> GIVEN EXERCISE
Write the records below out again exactly as given, with no images.

(Dataset items)
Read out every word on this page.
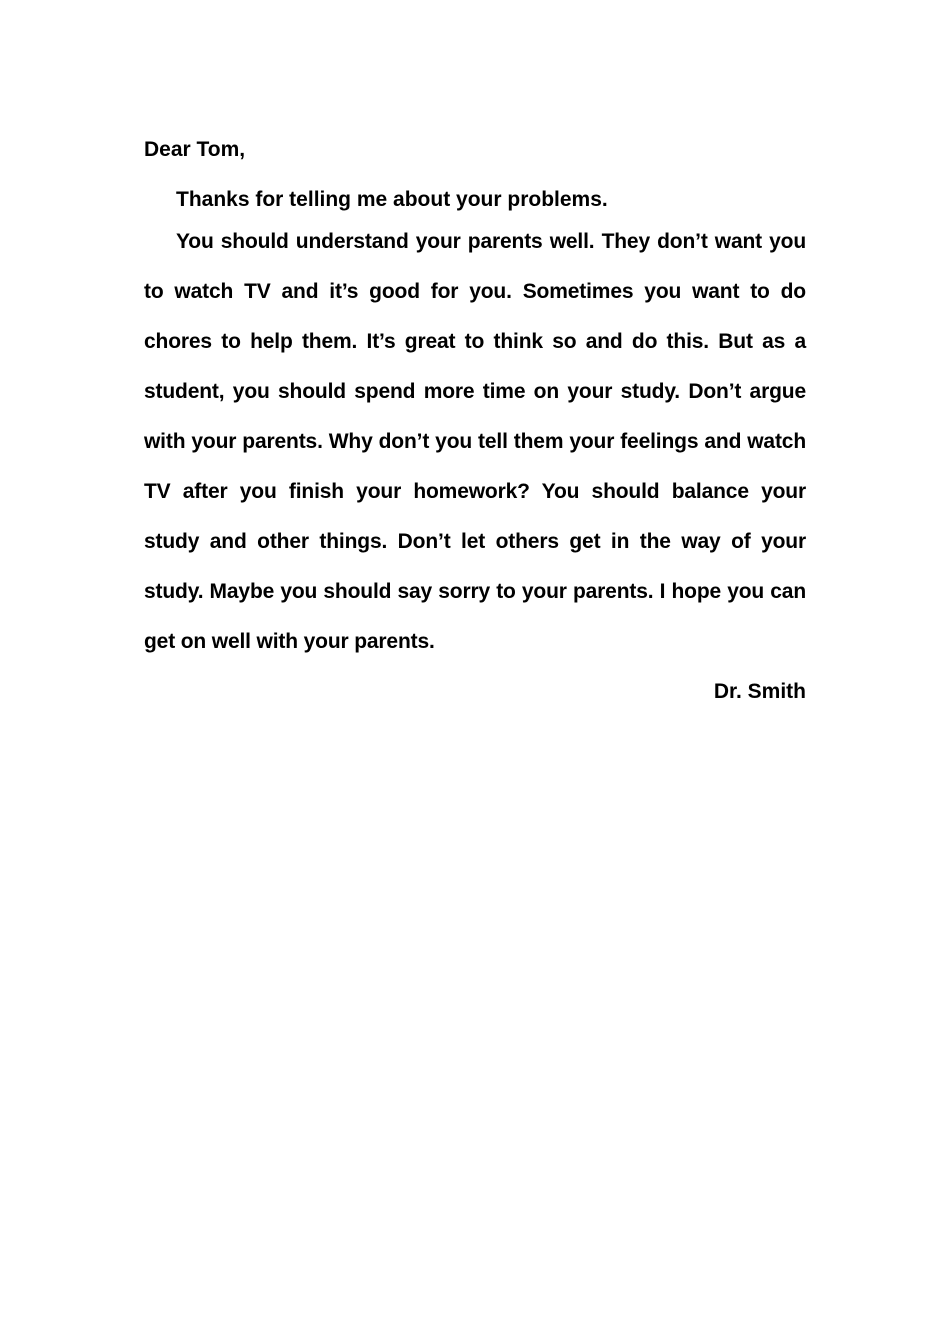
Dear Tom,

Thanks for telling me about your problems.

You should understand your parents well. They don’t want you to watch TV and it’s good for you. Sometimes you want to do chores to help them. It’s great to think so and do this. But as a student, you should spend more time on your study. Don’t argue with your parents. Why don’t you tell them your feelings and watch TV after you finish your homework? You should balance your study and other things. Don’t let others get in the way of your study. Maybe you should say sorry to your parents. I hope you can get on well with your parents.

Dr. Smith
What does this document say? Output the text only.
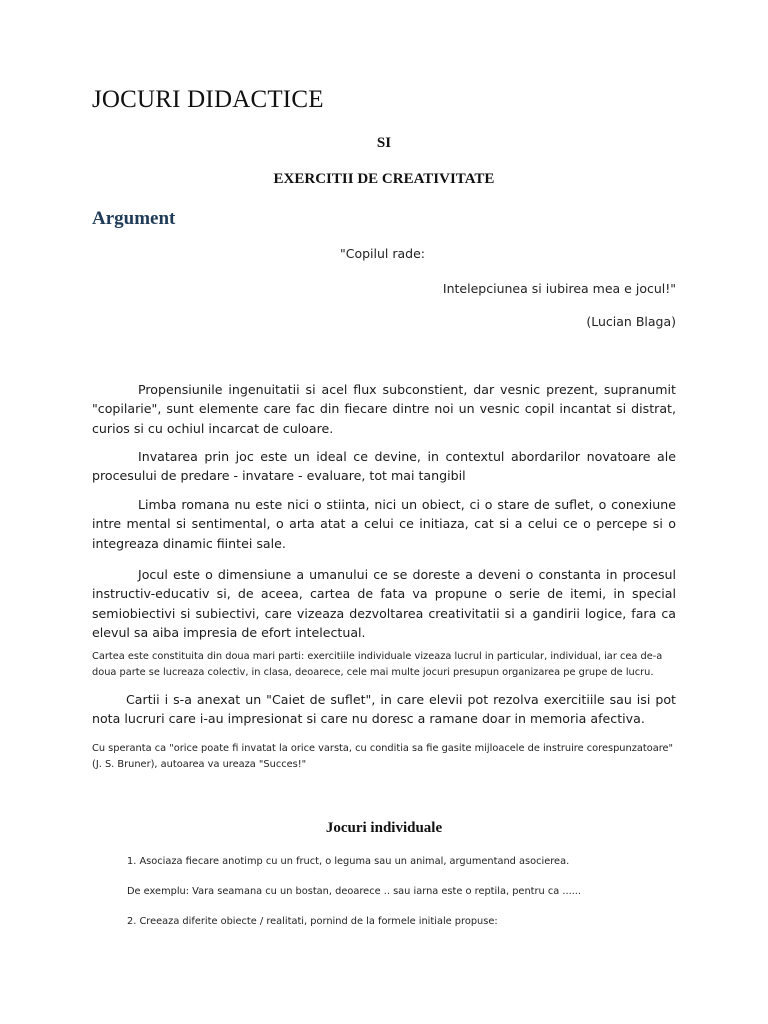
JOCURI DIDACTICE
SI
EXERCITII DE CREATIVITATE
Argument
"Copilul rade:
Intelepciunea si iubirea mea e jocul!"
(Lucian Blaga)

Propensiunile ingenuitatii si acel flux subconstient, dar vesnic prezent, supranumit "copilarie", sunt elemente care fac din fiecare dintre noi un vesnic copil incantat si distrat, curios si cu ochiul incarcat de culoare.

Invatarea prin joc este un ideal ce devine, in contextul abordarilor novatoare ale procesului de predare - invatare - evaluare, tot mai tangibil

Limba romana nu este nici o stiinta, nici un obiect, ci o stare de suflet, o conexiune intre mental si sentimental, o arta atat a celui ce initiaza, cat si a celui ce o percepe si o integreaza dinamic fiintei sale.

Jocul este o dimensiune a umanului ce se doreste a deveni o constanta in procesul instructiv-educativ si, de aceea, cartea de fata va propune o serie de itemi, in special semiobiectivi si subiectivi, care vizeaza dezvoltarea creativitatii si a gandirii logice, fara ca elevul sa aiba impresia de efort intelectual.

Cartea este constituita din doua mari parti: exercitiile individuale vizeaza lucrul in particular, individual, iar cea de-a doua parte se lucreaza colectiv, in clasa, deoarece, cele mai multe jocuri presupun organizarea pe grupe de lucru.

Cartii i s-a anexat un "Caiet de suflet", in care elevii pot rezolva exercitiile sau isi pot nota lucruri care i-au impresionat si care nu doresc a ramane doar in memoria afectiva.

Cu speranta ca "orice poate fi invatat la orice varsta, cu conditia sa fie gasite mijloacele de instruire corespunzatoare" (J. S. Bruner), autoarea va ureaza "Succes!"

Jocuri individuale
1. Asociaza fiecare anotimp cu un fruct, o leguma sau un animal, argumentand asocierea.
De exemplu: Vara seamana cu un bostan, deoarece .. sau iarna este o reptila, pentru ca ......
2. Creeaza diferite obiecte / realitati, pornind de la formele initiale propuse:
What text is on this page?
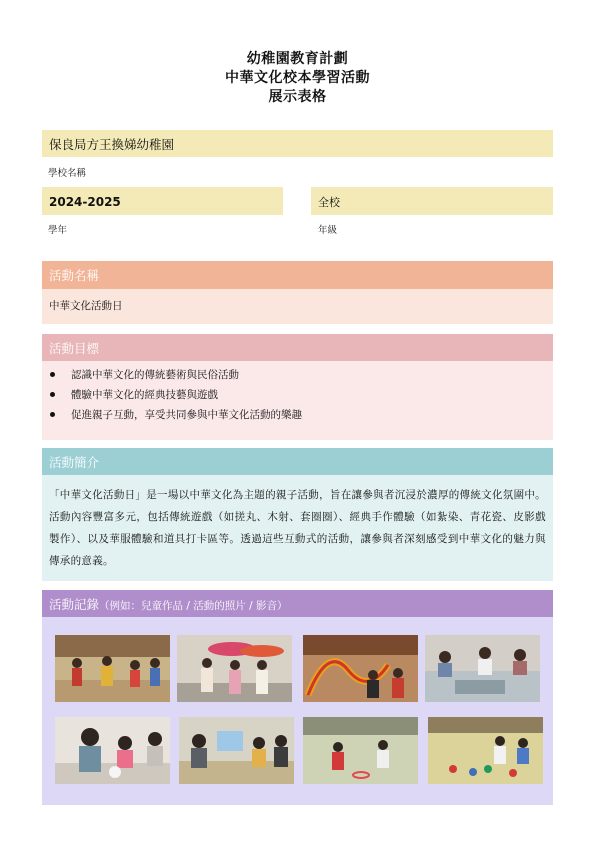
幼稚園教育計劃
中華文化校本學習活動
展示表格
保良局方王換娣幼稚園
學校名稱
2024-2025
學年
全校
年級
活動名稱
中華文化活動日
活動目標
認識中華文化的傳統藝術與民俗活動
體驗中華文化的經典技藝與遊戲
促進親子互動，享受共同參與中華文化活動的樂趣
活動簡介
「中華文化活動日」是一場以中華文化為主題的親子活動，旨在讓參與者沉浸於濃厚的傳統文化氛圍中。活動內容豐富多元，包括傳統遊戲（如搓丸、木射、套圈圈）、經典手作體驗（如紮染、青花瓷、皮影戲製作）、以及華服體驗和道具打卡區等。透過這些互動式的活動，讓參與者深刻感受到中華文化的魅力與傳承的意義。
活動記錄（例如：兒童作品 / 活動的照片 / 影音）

> FINISHED ANSWER
Read out every word on this page.
Dear Tom,

Thanks for telling me about your problems.

You should understand your parents well. They don’t want you to watch TV and it’s good for you. Sometimes you want to do chores to help them. It’s great to think so and do this. But as a student, you should spend more time on your study. Don’t argue with your parents. Why don’t you tell them your feelings and watch TV after you finish your homework? You should balance your study and other things. Don’t let others get in the way of your study. Maybe you should say sorry to your parents. I hope you can get on well with your parents.

Dr. Smith
What does this document say? Output the text only.
JOCURI DIDACTICE
SI
EXERCITII DE CREATIVITATE
Argument
"Copilul rade:
Intelepciunea si iubirea mea e jocul!"
(Lucian Blaga)

Propensiunile ingenuitatii si acel flux subconstient, dar vesnic prezent, supranumit "copilarie", sunt elemente care fac din fiecare dintre noi un vesnic copil incantat si distrat, curios si cu ochiul incarcat de culoare.

Invatarea prin joc este un ideal ce devine, in contextul abordarilor novatoare ale procesului de predare - invatare - evaluare, tot mai tangibil

Limba romana nu este nici o stiinta, nici un obiect, ci o stare de suflet, o conexiune intre mental si sentimental, o arta atat a celui ce initiaza, cat si a celui ce o percepe si o integreaza dinamic fiintei sale.

Jocul este o dimensiune a umanului ce se doreste a deveni o constanta in procesul instructiv-educativ si, de aceea, cartea de fata va propune o serie de itemi, in special semiobiectivi si subiectivi, care vizeaza dezvoltarea creativitatii si a gandirii logice, fara ca elevul sa aiba impresia de efort intelectual.

Cartea este constituita din doua mari parti: exercitiile individuale vizeaza lucrul in particular, individual, iar cea de-a doua parte se lucreaza colectiv, in clasa, deoarece, cele mai multe jocuri presupun organizarea pe grupe de lucru.

Cartii i s-a anexat un "Caiet de suflet", in care elevii pot rezolva exercitiile sau isi pot nota lucruri care i-au impresionat si care nu doresc a ramane doar in memoria afectiva.

Cu speranta ca "orice poate fi invatat la orice varsta, cu conditia sa fie gasite mijloacele de instruire corespunzatoare" (J. S. Bruner), autoarea va ureaza "Succes!"

Jocuri individuale
1. Asociaza fiecare anotimp cu un fruct, o leguma sau un animal, argumentand asocierea.
De exemplu: Vara seamana cu un bostan, deoarece .. sau iarna este o reptila, pentru ca ......
2. Creeaza diferite obiecte / realitati, pornind de la formele initiale propuse:
What text is on this page?
幼稚園教育計劃
中華文化校本學習活動
展示表格
保良局方王換娣幼稚園
學校名稱
2024-2025
學年
全校
年級
活動名稱
中華文化活動日
活動目標
認識中華文化的傳統藝術與民俗活動
體驗中華文化的經典技藝與遊戲
促進親子互動，享受共同參與中華文化活動的樂趣
活動簡介
「中華文化活動日」是一場以中華文化為主題的親子活動，旨在讓參與者沉浸於濃厚的傳統文化氛圍中。活動內容豐富多元，包括傳統遊戲（如搓丸、木射、套圈圈）、經典手作體驗（如紮染、青花瓷、皮影戲製作）、以及華服體驗和道具打卡區等。透過這些互動式的活動，讓參與者深刻感受到中華文化的魅力與傳承的意義。
活動記錄（例如：兒童作品 / 活動的照片 / 影音）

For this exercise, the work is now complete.